Information provided:
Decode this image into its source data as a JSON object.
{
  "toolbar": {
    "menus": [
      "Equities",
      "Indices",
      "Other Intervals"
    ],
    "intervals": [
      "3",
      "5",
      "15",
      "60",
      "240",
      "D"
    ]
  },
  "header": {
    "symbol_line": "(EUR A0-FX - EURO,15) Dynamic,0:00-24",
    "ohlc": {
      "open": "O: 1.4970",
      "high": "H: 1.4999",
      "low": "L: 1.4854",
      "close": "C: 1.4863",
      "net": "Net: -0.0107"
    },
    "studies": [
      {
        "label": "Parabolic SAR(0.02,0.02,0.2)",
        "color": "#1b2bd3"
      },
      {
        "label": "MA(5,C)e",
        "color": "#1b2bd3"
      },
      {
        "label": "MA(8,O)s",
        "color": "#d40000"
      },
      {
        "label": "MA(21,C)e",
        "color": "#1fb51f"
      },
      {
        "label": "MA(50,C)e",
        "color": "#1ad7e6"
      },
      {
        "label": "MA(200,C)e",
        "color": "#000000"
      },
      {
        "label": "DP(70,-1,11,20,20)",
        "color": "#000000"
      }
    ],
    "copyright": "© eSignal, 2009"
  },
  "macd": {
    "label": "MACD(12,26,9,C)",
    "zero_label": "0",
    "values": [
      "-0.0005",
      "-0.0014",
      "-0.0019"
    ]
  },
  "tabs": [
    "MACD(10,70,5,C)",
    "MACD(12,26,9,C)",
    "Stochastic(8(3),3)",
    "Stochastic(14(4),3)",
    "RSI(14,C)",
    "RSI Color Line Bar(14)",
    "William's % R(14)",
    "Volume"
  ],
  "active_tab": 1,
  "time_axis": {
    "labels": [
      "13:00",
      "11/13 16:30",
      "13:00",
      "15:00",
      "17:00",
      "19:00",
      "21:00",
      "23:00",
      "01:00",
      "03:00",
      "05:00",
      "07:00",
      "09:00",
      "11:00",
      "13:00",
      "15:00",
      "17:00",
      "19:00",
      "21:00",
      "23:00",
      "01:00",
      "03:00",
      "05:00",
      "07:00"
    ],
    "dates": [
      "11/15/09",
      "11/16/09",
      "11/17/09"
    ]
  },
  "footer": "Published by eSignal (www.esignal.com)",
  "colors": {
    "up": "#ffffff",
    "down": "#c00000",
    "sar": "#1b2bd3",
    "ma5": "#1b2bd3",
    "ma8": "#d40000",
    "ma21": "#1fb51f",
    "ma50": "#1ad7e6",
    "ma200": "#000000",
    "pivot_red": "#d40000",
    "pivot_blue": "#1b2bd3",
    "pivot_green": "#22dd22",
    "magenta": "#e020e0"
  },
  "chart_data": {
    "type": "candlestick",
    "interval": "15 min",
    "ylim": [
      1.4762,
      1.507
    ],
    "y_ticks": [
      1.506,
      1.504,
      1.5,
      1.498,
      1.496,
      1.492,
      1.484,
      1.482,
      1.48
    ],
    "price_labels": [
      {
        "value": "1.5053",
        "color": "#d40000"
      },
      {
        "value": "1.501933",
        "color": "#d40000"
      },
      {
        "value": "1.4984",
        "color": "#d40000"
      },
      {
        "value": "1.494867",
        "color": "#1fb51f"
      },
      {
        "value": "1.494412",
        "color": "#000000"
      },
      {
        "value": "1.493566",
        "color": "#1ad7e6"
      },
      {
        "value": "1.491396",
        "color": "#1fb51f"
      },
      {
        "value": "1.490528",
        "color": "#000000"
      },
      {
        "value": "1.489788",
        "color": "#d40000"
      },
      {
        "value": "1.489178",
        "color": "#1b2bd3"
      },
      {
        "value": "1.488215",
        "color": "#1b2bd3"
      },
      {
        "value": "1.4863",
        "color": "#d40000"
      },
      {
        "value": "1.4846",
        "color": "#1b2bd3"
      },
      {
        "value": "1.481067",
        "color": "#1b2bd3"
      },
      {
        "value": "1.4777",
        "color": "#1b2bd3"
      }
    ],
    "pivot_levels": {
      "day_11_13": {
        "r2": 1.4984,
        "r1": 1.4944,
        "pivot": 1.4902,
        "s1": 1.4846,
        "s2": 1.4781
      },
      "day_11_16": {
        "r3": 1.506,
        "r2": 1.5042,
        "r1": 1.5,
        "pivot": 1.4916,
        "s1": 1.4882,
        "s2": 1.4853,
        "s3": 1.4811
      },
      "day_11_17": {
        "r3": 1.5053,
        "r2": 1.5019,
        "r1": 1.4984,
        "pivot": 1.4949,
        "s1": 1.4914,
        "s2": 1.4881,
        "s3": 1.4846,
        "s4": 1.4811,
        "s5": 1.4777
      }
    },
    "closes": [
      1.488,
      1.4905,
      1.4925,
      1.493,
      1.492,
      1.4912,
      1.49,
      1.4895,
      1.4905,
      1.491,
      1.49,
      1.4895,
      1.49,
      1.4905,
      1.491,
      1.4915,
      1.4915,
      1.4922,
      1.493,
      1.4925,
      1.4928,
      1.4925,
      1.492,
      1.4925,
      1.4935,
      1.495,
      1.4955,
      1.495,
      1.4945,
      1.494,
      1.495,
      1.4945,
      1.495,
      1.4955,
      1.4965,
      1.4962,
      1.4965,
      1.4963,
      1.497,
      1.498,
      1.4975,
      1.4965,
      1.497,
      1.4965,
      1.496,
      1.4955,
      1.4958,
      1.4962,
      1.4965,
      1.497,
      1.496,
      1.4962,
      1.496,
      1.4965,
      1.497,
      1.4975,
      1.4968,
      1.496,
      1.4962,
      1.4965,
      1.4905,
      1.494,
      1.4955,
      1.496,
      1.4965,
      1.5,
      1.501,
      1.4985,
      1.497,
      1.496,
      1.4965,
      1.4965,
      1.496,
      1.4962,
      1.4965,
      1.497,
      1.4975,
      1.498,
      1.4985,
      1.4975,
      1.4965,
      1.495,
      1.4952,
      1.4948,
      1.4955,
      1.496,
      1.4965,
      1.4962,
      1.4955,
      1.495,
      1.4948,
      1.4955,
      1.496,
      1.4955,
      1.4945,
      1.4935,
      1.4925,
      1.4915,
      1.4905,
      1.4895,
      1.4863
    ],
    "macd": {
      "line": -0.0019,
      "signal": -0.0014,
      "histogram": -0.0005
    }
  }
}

Given problem: All of the entries must be quoted exactly; please include each one.

Written answer:
Decode this image into its source data as a JSON object.
{
  "toolbar": {
    "menus": [
      "Equities",
      "Indices",
      "Other Intervals"
    ],
    "intervals": [
      "3",
      "5",
      "15",
      "60",
      "240",
      "D"
    ]
  },
  "header": {
    "symbol_line": "(EUR A0-FX - EURO,15) Dynamic,0:00-24",
    "ohlc": {
      "open": "O: 1.4970",
      "high": "H: 1.4999",
      "low": "L: 1.4854",
      "close": "C: 1.4863",
      "net": "Net: -0.0107"
    },
    "studies": [
      {
        "label": "Parabolic SAR(0.02,0.02,0.2)",
        "color": "#1b2bd3"
      },
      {
        "label": "MA(5,C)e",
        "color": "#1b2bd3"
      },
      {
        "label": "MA(8,O)s",
        "color": "#d40000"
      },
      {
        "label": "MA(21,C)e",
        "color": "#1fb51f"
      },
      {
        "label": "MA(50,C)e",
        "color": "#1ad7e6"
      },
      {
        "label": "MA(200,C)e",
        "color": "#000000"
      },
      {
        "label": "DP(70,-1,11,20,20)",
        "color": "#000000"
      }
    ],
    "copyright": "© eSignal, 2009"
  },
  "macd": {
    "label": "MACD(12,26,9,C)",
    "zero_label": "0",
    "values": [
      "-0.0005",
      "-0.0014",
      "-0.0019"
    ]
  },
  "tabs": [
    "MACD(10,70,5,C)",
    "MACD(12,26,9,C)",
    "Stochastic(8(3),3)",
    "Stochastic(14(4),3)",
    "RSI(14,C)",
    "RSI Color Line Bar(14)",
    "William's % R(14)",
    "Volume"
  ],
  "active_tab": 1,
  "time_axis": {
    "labels": [
      "13:00",
      "11/13 16:30",
      "13:00",
      "15:00",
      "17:00",
      "19:00",
      "21:00",
      "23:00",
      "01:00",
      "03:00",
      "05:00",
      "07:00",
      "09:00",
      "11:00",
      "13:00",
      "15:00",
      "17:00",
      "19:00",
      "21:00",
      "23:00",
      "01:00",
      "03:00",
      "05:00",
      "07:00"
    ],
    "dates": [
      "11/15/09",
      "11/16/09",
      "11/17/09"
    ]
  },
  "footer": "Published by eSignal (www.esignal.com)",
  "colors": {
    "up": "#ffffff",
    "down": "#c00000",
    "sar": "#1b2bd3",
    "ma5": "#1b2bd3",
    "ma8": "#d40000",
    "ma21": "#1fb51f",
    "ma50": "#1ad7e6",
    "ma200": "#000000",
    "pivot_red": "#d40000",
    "pivot_blue": "#1b2bd3",
    "pivot_green": "#22dd22",
    "magenta": "#e020e0"
  },
  "chart_data": {
    "type": "candlestick",
    "interval": "15 min",
    "ylim": [
      1.4762,
      1.507
    ],
    "y_ticks": [
      1.506,
      1.504,
      1.5,
      1.498,
      1.496,
      1.492,
      1.484,
      1.482,
      1.48
    ],
    "price_labels": [
      {
        "value": "1.5053",
        "color": "#d40000"
      },
      {
        "value": "1.501933",
        "color": "#d40000"
      },
      {
        "value": "1.4984",
        "color": "#d40000"
      },
      {
        "value": "1.494867",
        "color": "#1fb51f"
      },
      {
        "value": "1.494412",
        "color": "#000000"
      },
      {
        "value": "1.493566",
        "color": "#1ad7e6"
      },
      {
        "value": "1.491396",
        "color": "#1fb51f"
      },
      {
        "value": "1.490528",
        "color": "#000000"
      },
      {
        "value": "1.489788",
        "color": "#d40000"
      },
      {
        "value": "1.489178",
        "color": "#1b2bd3"
      },
      {
        "value": "1.488215",
        "color": "#1b2bd3"
      },
      {
        "value": "1.4863",
        "color": "#d40000"
      },
      {
        "value": "1.4846",
        "color": "#1b2bd3"
      },
      {
        "value": "1.481067",
        "color": "#1b2bd3"
      },
      {
        "value": "1.4777",
        "color": "#1b2bd3"
      }
    ],
    "pivot_levels": {
      "day_11_13": {
        "r2": 1.4984,
        "r1": 1.4944,
        "pivot": 1.4902,
        "s1": 1.4846,
        "s2": 1.4781
      },
      "day_11_16": {
        "r3": 1.506,
        "r2": 1.5042,
        "r1": 1.5,
        "pivot": 1.4916,
        "s1": 1.4882,
        "s2": 1.4853,
        "s3": 1.4811
      },
      "day_11_17": {
        "r3": 1.5053,
        "r2": 1.5019,
        "r1": 1.4984,
        "pivot": 1.4949,
        "s1": 1.4914,
        "s2": 1.4881,
        "s3": 1.4846,
        "s4": 1.4811,
        "s5": 1.4777
      }
    },
    "closes": [
      1.488,
      1.4905,
      1.4925,
      1.493,
      1.492,
      1.4912,
      1.49,
      1.4895,
      1.4905,
      1.491,
      1.49,
      1.4895,
      1.49,
      1.4905,
      1.491,
      1.4915,
      1.4915,
      1.4922,
      1.493,
      1.4925,
      1.4928,
      1.4925,
      1.492,
      1.4925,
      1.4935,
      1.495,
      1.4955,
      1.495,
      1.4945,
      1.494,
      1.495,
      1.4945,
      1.495,
      1.4955,
      1.4965,
      1.4962,
      1.4965,
      1.4963,
      1.497,
      1.498,
      1.4975,
      1.4965,
      1.497,
      1.4965,
      1.496,
      1.4955,
      1.4958,
      1.4962,
      1.4965,
      1.497,
      1.496,
      1.4962,
      1.496,
      1.4965,
      1.497,
      1.4975,
      1.4968,
      1.496,
      1.4962,
      1.4965,
      1.4905,
      1.494,
      1.4955,
      1.496,
      1.4965,
      1.5,
      1.501,
      1.4985,
      1.497,
      1.496,
      1.4965,
      1.4965,
      1.496,
      1.4962,
      1.4965,
      1.497,
      1.4975,
      1.498,
      1.4985,
      1.4975,
      1.4965,
      1.495,
      1.4952,
      1.4948,
      1.4955,
      1.496,
      1.4965,
      1.4962,
      1.4955,
      1.495,
      1.4948,
      1.4955,
      1.496,
      1.4955,
      1.4945,
      1.4935,
      1.4925,
      1.4915,
      1.4905,
      1.4895,
      1.4863
    ],
    "macd": {
      "line": -0.0019,
      "signal": -0.0014,
      "histogram": -0.0005
    }
  }
}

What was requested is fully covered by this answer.